Skip the pictures and extract all of the lines exactly as written.

++++++++++

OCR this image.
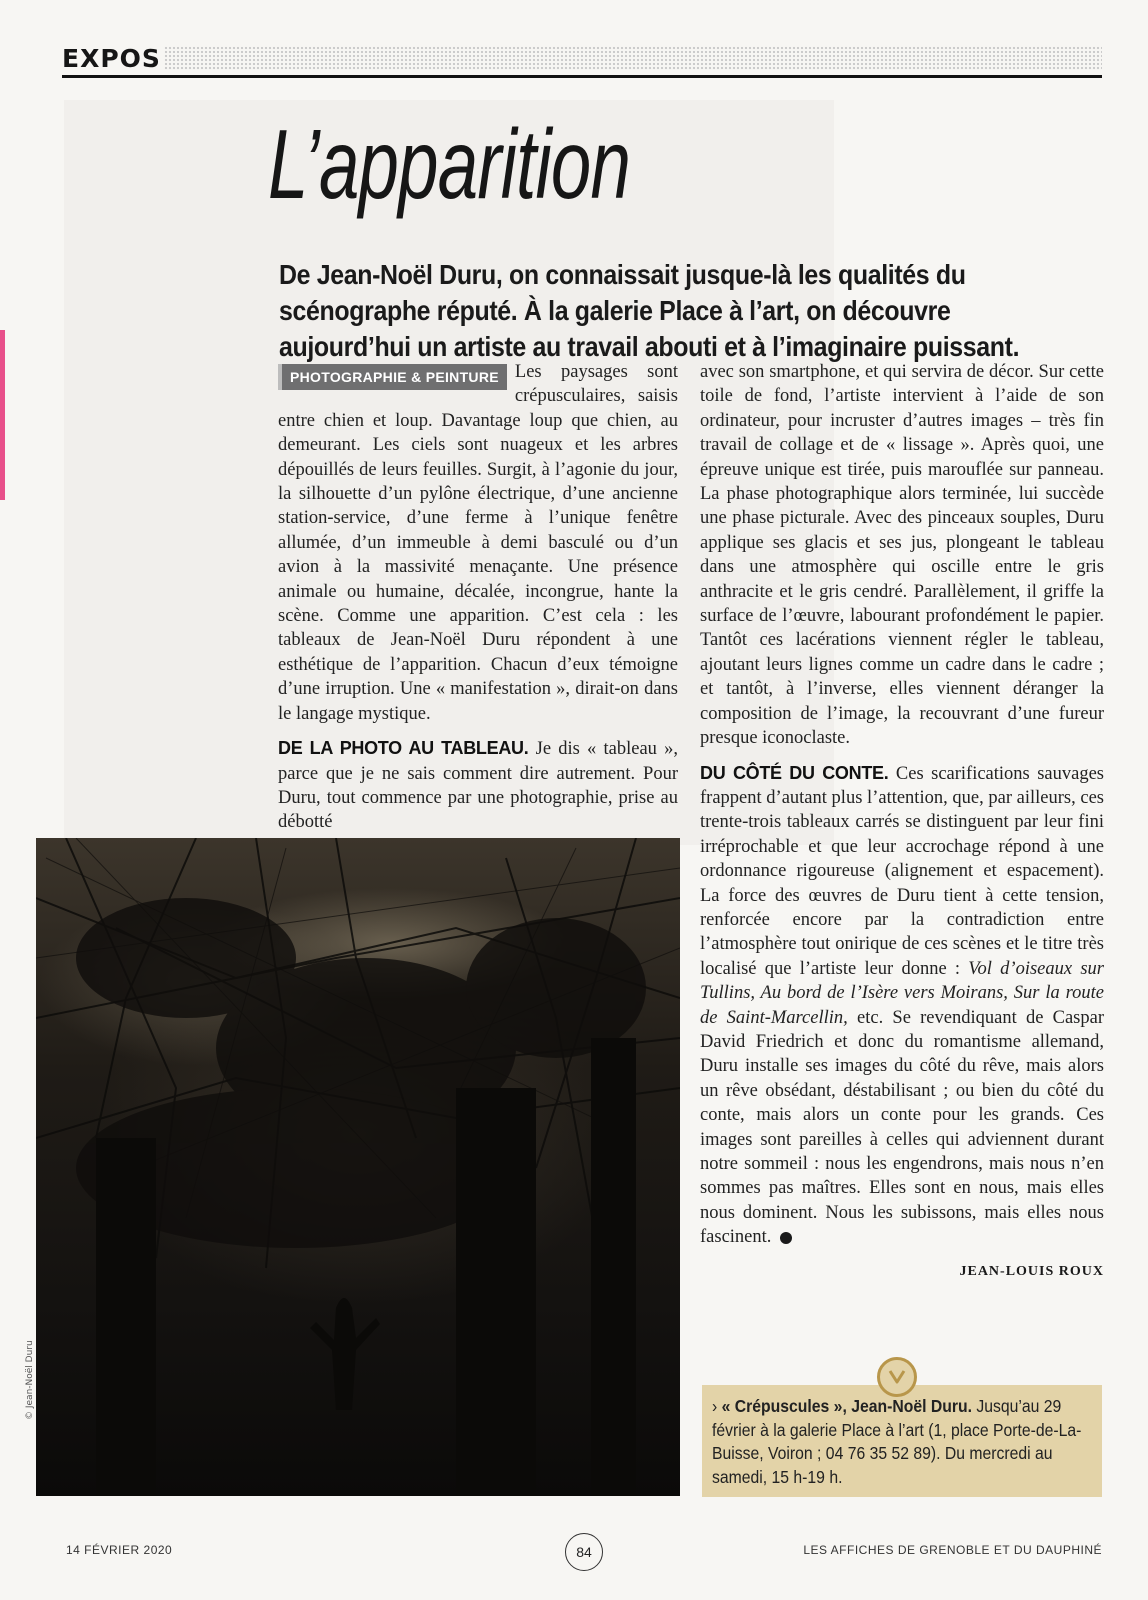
EXPOS
L’apparition

De Jean-Noël Duru, on connaissait jusque-là les qualités du scénographe réputé. À la galerie Place à l’art, on découvre aujourd’hui un artiste au travail abouti et à l’imaginaire puissant.

PHOTOGRAPHIE & PEINTURE Les paysages sont crépusculaires, saisis entre chien et loup. Davantage loup que chien, au demeurant. Les ciels sont nuageux et les arbres dépouillés de leurs feuilles. Surgit, à l’agonie du jour, la silhouette d’un pylône électrique, d’une ancienne station-service, d’une ferme à l’unique fenêtre allumée, d’un immeuble à demi basculé ou d’un avion à la massivité menaçante. Une présence animale ou humaine, décalée, incongrue, hante la scène. Comme une apparition. C’est cela : les tableaux de Jean-Noël Duru répondent à une esthétique de l’apparition. Chacun d’eux témoigne d’une irruption. Une « manifestation », dirait-on dans le langage mystique.

DE LA PHOTO AU TABLEAU. Je dis « tableau », parce que je ne sais comment dire autrement. Pour Duru, tout commence par une photographie, prise au débotté

avec son smartphone, et qui servira de décor. Sur cette toile de fond, l’artiste intervient à l’aide de son ordinateur, pour incruster d’autres images – très fin travail de collage et de « lissage ». Après quoi, une épreuve unique est tirée, puis marouflée sur panneau. La phase photographique alors terminée, lui succède une phase picturale. Avec des pinceaux souples, Duru applique ses glacis et ses jus, plongeant le tableau dans une atmosphère qui oscille entre le gris anthracite et le gris cendré. Parallèlement, il griffe la surface de l’œuvre, labourant profondément le papier. Tantôt ces lacérations viennent régler le tableau, ajoutant leurs lignes comme un cadre dans le cadre ; et tantôt, à l’inverse, elles viennent déranger la composition de l’image, la recouvrant d’une fureur presque iconoclaste.

DU CÔTÉ DU CONTE. Ces scarifications sauvages frappent d’autant plus l’attention, que, par ailleurs, ces trente-trois tableaux carrés se distinguent par leur fini irréprochable et que leur accrochage répond à une ordonnance rigoureuse (alignement et espacement). La force des œuvres de Duru tient à cette tension, renforcée encore par la contradiction entre l’atmosphère tout onirique de ces scènes et le titre très localisé que l’artiste leur donne : Vol d’oiseaux sur Tullins, Au bord de l’Isère vers Moirans, Sur la route de Saint-Marcellin, etc. Se revendiquant de Caspar David Friedrich et donc du romantisme allemand, Duru installe ses images du côté du rêve, mais alors un rêve obsédant, déstabilisant ; ou bien du côté du conte, mais alors un conte pour les grands. Ces images sont pareilles à celles qui adviennent durant notre sommeil : nous les engendrons, mais nous n’en sommes pas maîtres. Elles sont en nous, mais elles nous dominent. Nous les subissons, mais elles nous fascinent.

JEAN-LOUIS ROUX
© Jean-Noël Duru	› « Crépuscules », Jean-Noël Duru. Jusqu’au 29 février à la galerie Place à l’art (1, place Porte-de-La-Buisse, Voiron ; 04 76 35 52 89). Du mercredi au samedi, 15 h-19 h.
14 FÉVRIER 2020	84	LES AFFICHES DE GRENOBLE ET DU DAUPHINÉ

++++++++++

▶ **Result**:
OCR this image.
EXPOS
L’apparition

De Jean-Noël Duru, on connaissait jusque-là les qualités du scénographe réputé. À la galerie Place à l’art, on découvre aujourd’hui un artiste au travail abouti et à l’imaginaire puissant.

PHOTOGRAPHIE & PEINTURE Les paysages sont crépusculaires, saisis entre chien et loup. Davantage loup que chien, au demeurant. Les ciels sont nuageux et les arbres dépouillés de leurs feuilles. Surgit, à l’agonie du jour, la silhouette d’un pylône électrique, d’une ancienne station-service, d’une ferme à l’unique fenêtre allumée, d’un immeuble à demi basculé ou d’un avion à la massivité menaçante. Une présence animale ou humaine, décalée, incongrue, hante la scène. Comme une apparition. C’est cela : les tableaux de Jean-Noël Duru répondent à une esthétique de l’apparition. Chacun d’eux témoigne d’une irruption. Une « manifestation », dirait-on dans le langage mystique.

DE LA PHOTO AU TABLEAU. Je dis « tableau », parce que je ne sais comment dire autrement. Pour Duru, tout commence par une photographie, prise au débotté

avec son smartphone, et qui servira de décor. Sur cette toile de fond, l’artiste intervient à l’aide de son ordinateur, pour incruster d’autres images – très fin travail de collage et de « lissage ». Après quoi, une épreuve unique est tirée, puis marouflée sur panneau. La phase photographique alors terminée, lui succède une phase picturale. Avec des pinceaux souples, Duru applique ses glacis et ses jus, plongeant le tableau dans une atmosphère qui oscille entre le gris anthracite et le gris cendré. Parallèlement, il griffe la surface de l’œuvre, labourant profondément le papier. Tantôt ces lacérations viennent régler le tableau, ajoutant leurs lignes comme un cadre dans le cadre ; et tantôt, à l’inverse, elles viennent déranger la composition de l’image, la recouvrant d’une fureur presque iconoclaste.

DU CÔTÉ DU CONTE. Ces scarifications sauvages frappent d’autant plus l’attention, que, par ailleurs, ces trente-trois tableaux carrés se distinguent par leur fini irréprochable et que leur accrochage répond à une ordonnance rigoureuse (alignement et espacement). La force des œuvres de Duru tient à cette tension, renforcée encore par la contradiction entre l’atmosphère tout onirique de ces scènes et le titre très localisé que l’artiste leur donne : Vol d’oiseaux sur Tullins, Au bord de l’Isère vers Moirans, Sur la route de Saint-Marcellin, etc. Se revendiquant de Caspar David Friedrich et donc du romantisme allemand, Duru installe ses images du côté du rêve, mais alors un rêve obsédant, déstabilisant ; ou bien du côté du conte, mais alors un conte pour les grands. Ces images sont pareilles à celles qui adviennent durant notre sommeil : nous les engendrons, mais nous n’en sommes pas maîtres. Elles sont en nous, mais elles nous dominent. Nous les subissons, mais elles nous fascinent.

JEAN-LOUIS ROUX
© Jean-Noël Duru	› « Crépuscules », Jean-Noël Duru. Jusqu’au 29 février à la galerie Place à l’art (1, place Porte-de-La-Buisse, Voiron ; 04 76 35 52 89). Du mercredi au samedi, 15 h-19 h.
14 FÉVRIER 2020	84	LES AFFICHES DE GRENOBLE ET DU DAUPHINÉ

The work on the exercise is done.